= WORK TO COMPLETE =
Look through the data below and work out how many lines contain the string "title". Give the number alone.

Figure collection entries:
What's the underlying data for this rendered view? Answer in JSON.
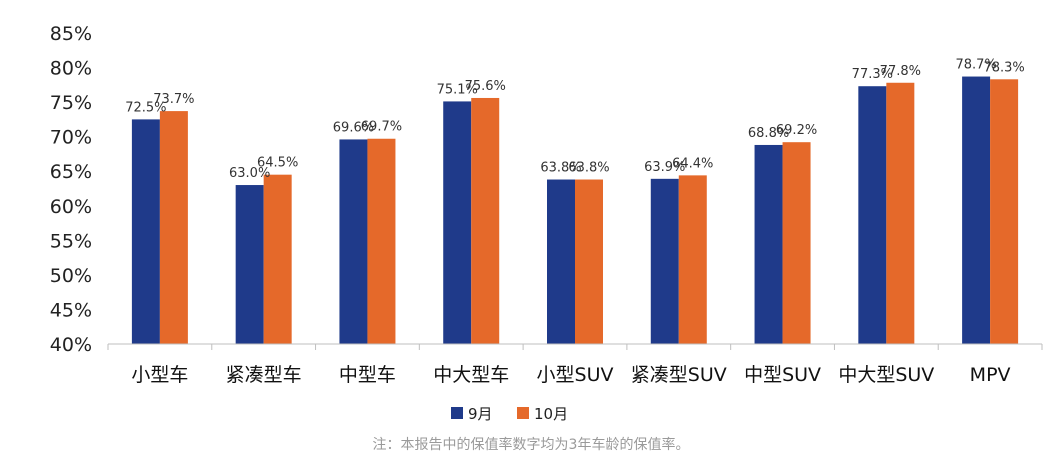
{
  "chart_data": {
    "type": "bar",
    "categories": [
      "小型车",
      "紧凑型车",
      "中型车",
      "中大型车",
      "小型SUV",
      "紧凑型SUV",
      "中型SUV",
      "中大型SUV",
      "MPV"
    ],
    "series": [
      {
        "name": "9月",
        "color": "#1f3a8a",
        "values": [
          72.5,
          63.0,
          69.6,
          75.1,
          63.8,
          63.9,
          68.8,
          77.3,
          78.7
        ],
        "labels": [
          "72.5%",
          "63.0%",
          "69.6%",
          "75.1%",
          "63.8%",
          "63.9%",
          "68.8%",
          "77.3%",
          "78.7%"
        ]
      },
      {
        "name": "10月",
        "color": "#e5692a",
        "values": [
          73.7,
          64.5,
          69.7,
          75.6,
          63.8,
          64.4,
          69.2,
          77.8,
          78.3
        ],
        "labels": [
          "73.7%",
          "64.5%",
          "69.7%",
          "75.6%",
          "63.8%",
          "64.4%",
          "69.2%",
          "77.8%",
          "78.3%"
        ]
      }
    ],
    "ylim": [
      40,
      85
    ],
    "yticks": [
      "85%",
      "80%",
      "75%",
      "70%",
      "65%",
      "60%",
      "55%",
      "50%",
      "45%",
      "40%"
    ],
    "ytick_values": [
      85,
      80,
      75,
      70,
      65,
      60,
      55,
      50,
      45,
      40
    ],
    "grid": false,
    "legend_position": "bottom-center"
  },
  "note": "注：本报告中的保值率数字均为3年车龄的保值率。"
}
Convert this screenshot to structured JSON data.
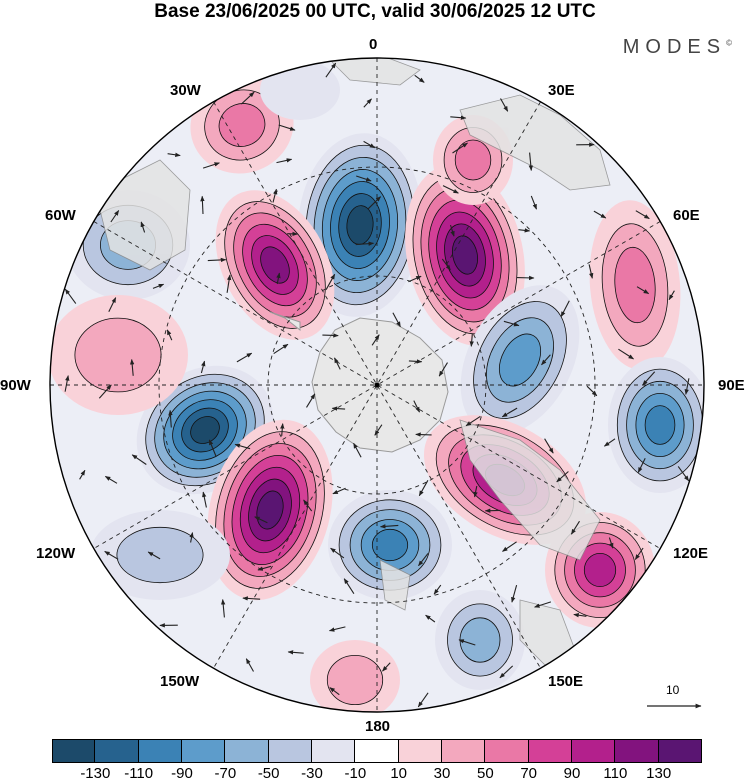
{
  "header": {
    "title": "Base 23/06/2025 00 UTC, valid 30/06/2025 12 UTC",
    "brand": "MODES",
    "brand_mark": "©"
  },
  "map": {
    "projection": "south-polar-stereographic",
    "longitude_labels": [
      "0",
      "30E",
      "60E",
      "90E",
      "120E",
      "150E",
      "180",
      "150W",
      "120W",
      "90W",
      "60W",
      "30W"
    ],
    "wind_reference_vector": "10"
  },
  "colorbar": {
    "tick_labels": [
      "-130",
      "-110",
      "-90",
      "-70",
      "-50",
      "-30",
      "-10",
      "10",
      "30",
      "50",
      "70",
      "90",
      "110",
      "130"
    ],
    "colors": [
      "#1c4a6a",
      "#26628e",
      "#3b82b5",
      "#5d9ccb",
      "#8cb3d6",
      "#b9c6e0",
      "#e3e4f0",
      "#ffffff",
      "#f9d2d9",
      "#f3a8be",
      "#ea78a6",
      "#d44097",
      "#b3208c",
      "#82137e",
      "#5a1572"
    ]
  },
  "colors": {
    "land": "#e8e8e8",
    "coast": "#9a9a9a"
  }
}
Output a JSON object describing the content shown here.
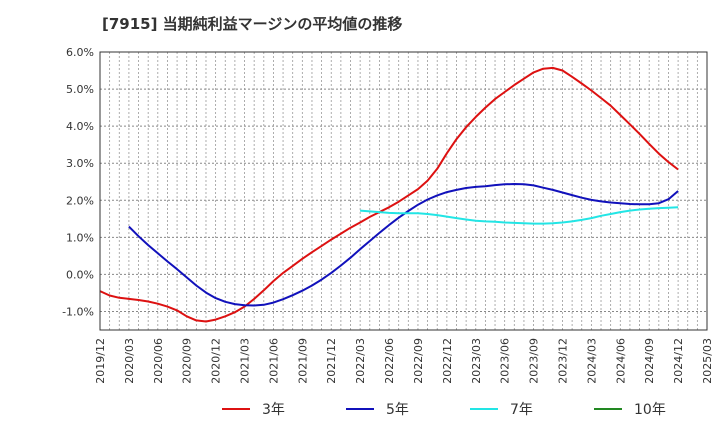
{
  "chart_data": {
    "type": "line",
    "title": "[7915]  当期純利益マージンの平均値の推移",
    "xlabel": "",
    "ylabel": "",
    "ylim": [
      -1.5,
      6.0
    ],
    "y_ticks": [
      "6.0%",
      "5.0%",
      "4.0%",
      "3.0%",
      "2.0%",
      "1.0%",
      "0.0%",
      "-1.0%"
    ],
    "y_tick_values": [
      6.0,
      5.0,
      4.0,
      3.0,
      2.0,
      1.0,
      0.0,
      -1.0
    ],
    "x_ticks": [
      "2019/12",
      "2020/03",
      "2020/06",
      "2020/09",
      "2020/12",
      "2021/03",
      "2021/06",
      "2021/09",
      "2021/12",
      "2022/03",
      "2022/06",
      "2022/09",
      "2022/12",
      "2023/03",
      "2023/06",
      "2023/09",
      "2023/12",
      "2024/03",
      "2024/06",
      "2024/09",
      "2024/12",
      "2025/03"
    ],
    "x_range": [
      "2019/12",
      "2025/03"
    ],
    "grid": true,
    "legend_position": "bottom",
    "series": [
      {
        "name": "3年",
        "color": "#dd1111",
        "points": [
          [
            "2019/12",
            -0.45
          ],
          [
            "2020/01",
            -0.57
          ],
          [
            "2020/02",
            -0.63
          ],
          [
            "2020/03",
            -0.66
          ],
          [
            "2020/04",
            -0.69
          ],
          [
            "2020/05",
            -0.73
          ],
          [
            "2020/06",
            -0.79
          ],
          [
            "2020/07",
            -0.87
          ],
          [
            "2020/08",
            -0.97
          ],
          [
            "2020/09",
            -1.13
          ],
          [
            "2020/10",
            -1.24
          ],
          [
            "2020/11",
            -1.27
          ],
          [
            "2020/12",
            -1.22
          ],
          [
            "2021/01",
            -1.13
          ],
          [
            "2021/02",
            -1.02
          ],
          [
            "2021/03",
            -0.87
          ],
          [
            "2021/04",
            -0.66
          ],
          [
            "2021/05",
            -0.43
          ],
          [
            "2021/06",
            -0.18
          ],
          [
            "2021/07",
            0.04
          ],
          [
            "2021/08",
            0.23
          ],
          [
            "2021/09",
            0.42
          ],
          [
            "2021/10",
            0.6
          ],
          [
            "2021/11",
            0.77
          ],
          [
            "2021/12",
            0.94
          ],
          [
            "2022/01",
            1.1
          ],
          [
            "2022/02",
            1.26
          ],
          [
            "2022/03",
            1.4
          ],
          [
            "2022/04",
            1.55
          ],
          [
            "2022/05",
            1.68
          ],
          [
            "2022/06",
            1.81
          ],
          [
            "2022/07",
            1.96
          ],
          [
            "2022/08",
            2.13
          ],
          [
            "2022/09",
            2.3
          ],
          [
            "2022/10",
            2.53
          ],
          [
            "2022/11",
            2.85
          ],
          [
            "2022/12",
            3.27
          ],
          [
            "2023/01",
            3.65
          ],
          [
            "2023/02",
            3.97
          ],
          [
            "2023/03",
            4.25
          ],
          [
            "2023/04",
            4.5
          ],
          [
            "2023/05",
            4.73
          ],
          [
            "2023/06",
            4.92
          ],
          [
            "2023/07",
            5.11
          ],
          [
            "2023/08",
            5.28
          ],
          [
            "2023/09",
            5.45
          ],
          [
            "2023/10",
            5.55
          ],
          [
            "2023/11",
            5.57
          ],
          [
            "2023/12",
            5.5
          ],
          [
            "2024/01",
            5.33
          ],
          [
            "2024/02",
            5.15
          ],
          [
            "2024/03",
            4.96
          ],
          [
            "2024/04",
            4.76
          ],
          [
            "2024/05",
            4.55
          ],
          [
            "2024/06",
            4.3
          ],
          [
            "2024/07",
            4.05
          ],
          [
            "2024/08",
            3.79
          ],
          [
            "2024/09",
            3.52
          ],
          [
            "2024/10",
            3.26
          ],
          [
            "2024/11",
            3.03
          ],
          [
            "2024/12",
            2.83
          ]
        ]
      },
      {
        "name": "5年",
        "color": "#1111bb",
        "points": [
          [
            "2020/03",
            1.29
          ],
          [
            "2020/04",
            1.03
          ],
          [
            "2020/05",
            0.79
          ],
          [
            "2020/06",
            0.57
          ],
          [
            "2020/07",
            0.35
          ],
          [
            "2020/08",
            0.14
          ],
          [
            "2020/09",
            -0.08
          ],
          [
            "2020/10",
            -0.3
          ],
          [
            "2020/11",
            -0.49
          ],
          [
            "2020/12",
            -0.64
          ],
          [
            "2021/01",
            -0.74
          ],
          [
            "2021/02",
            -0.8
          ],
          [
            "2021/03",
            -0.83
          ],
          [
            "2021/04",
            -0.84
          ],
          [
            "2021/05",
            -0.82
          ],
          [
            "2021/06",
            -0.76
          ],
          [
            "2021/07",
            -0.67
          ],
          [
            "2021/08",
            -0.56
          ],
          [
            "2021/09",
            -0.44
          ],
          [
            "2021/10",
            -0.3
          ],
          [
            "2021/11",
            -0.14
          ],
          [
            "2021/12",
            0.04
          ],
          [
            "2022/01",
            0.24
          ],
          [
            "2022/02",
            0.45
          ],
          [
            "2022/03",
            0.68
          ],
          [
            "2022/04",
            0.9
          ],
          [
            "2022/05",
            1.12
          ],
          [
            "2022/06",
            1.33
          ],
          [
            "2022/07",
            1.53
          ],
          [
            "2022/08",
            1.71
          ],
          [
            "2022/09",
            1.88
          ],
          [
            "2022/10",
            2.02
          ],
          [
            "2022/11",
            2.13
          ],
          [
            "2022/12",
            2.22
          ],
          [
            "2023/01",
            2.28
          ],
          [
            "2023/02",
            2.33
          ],
          [
            "2023/03",
            2.36
          ],
          [
            "2023/04",
            2.38
          ],
          [
            "2023/05",
            2.41
          ],
          [
            "2023/06",
            2.43
          ],
          [
            "2023/07",
            2.44
          ],
          [
            "2023/08",
            2.43
          ],
          [
            "2023/09",
            2.4
          ],
          [
            "2023/10",
            2.34
          ],
          [
            "2023/11",
            2.28
          ],
          [
            "2023/12",
            2.21
          ],
          [
            "2024/01",
            2.14
          ],
          [
            "2024/02",
            2.07
          ],
          [
            "2024/03",
            2.01
          ],
          [
            "2024/04",
            1.97
          ],
          [
            "2024/05",
            1.94
          ],
          [
            "2024/06",
            1.92
          ],
          [
            "2024/07",
            1.9
          ],
          [
            "2024/08",
            1.89
          ],
          [
            "2024/09",
            1.89
          ],
          [
            "2024/10",
            1.92
          ],
          [
            "2024/11",
            2.03
          ],
          [
            "2024/12",
            2.25
          ]
        ]
      },
      {
        "name": "7年",
        "color": "#22e5e5",
        "points": [
          [
            "2022/03",
            1.72
          ],
          [
            "2022/04",
            1.7
          ],
          [
            "2022/05",
            1.68
          ],
          [
            "2022/06",
            1.66
          ],
          [
            "2022/07",
            1.65
          ],
          [
            "2022/08",
            1.65
          ],
          [
            "2022/09",
            1.65
          ],
          [
            "2022/10",
            1.63
          ],
          [
            "2022/11",
            1.6
          ],
          [
            "2022/12",
            1.56
          ],
          [
            "2023/01",
            1.52
          ],
          [
            "2023/02",
            1.48
          ],
          [
            "2023/03",
            1.45
          ],
          [
            "2023/04",
            1.43
          ],
          [
            "2023/05",
            1.42
          ],
          [
            "2023/06",
            1.4
          ],
          [
            "2023/07",
            1.39
          ],
          [
            "2023/08",
            1.38
          ],
          [
            "2023/09",
            1.37
          ],
          [
            "2023/10",
            1.37
          ],
          [
            "2023/11",
            1.38
          ],
          [
            "2023/12",
            1.4
          ],
          [
            "2024/01",
            1.43
          ],
          [
            "2024/02",
            1.47
          ],
          [
            "2024/03",
            1.52
          ],
          [
            "2024/04",
            1.58
          ],
          [
            "2024/05",
            1.63
          ],
          [
            "2024/06",
            1.68
          ],
          [
            "2024/07",
            1.72
          ],
          [
            "2024/08",
            1.75
          ],
          [
            "2024/09",
            1.77
          ],
          [
            "2024/10",
            1.79
          ],
          [
            "2024/11",
            1.8
          ],
          [
            "2024/12",
            1.81
          ]
        ]
      },
      {
        "name": "10年",
        "color": "#228822",
        "points": []
      }
    ]
  }
}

= TASK RESULT =
2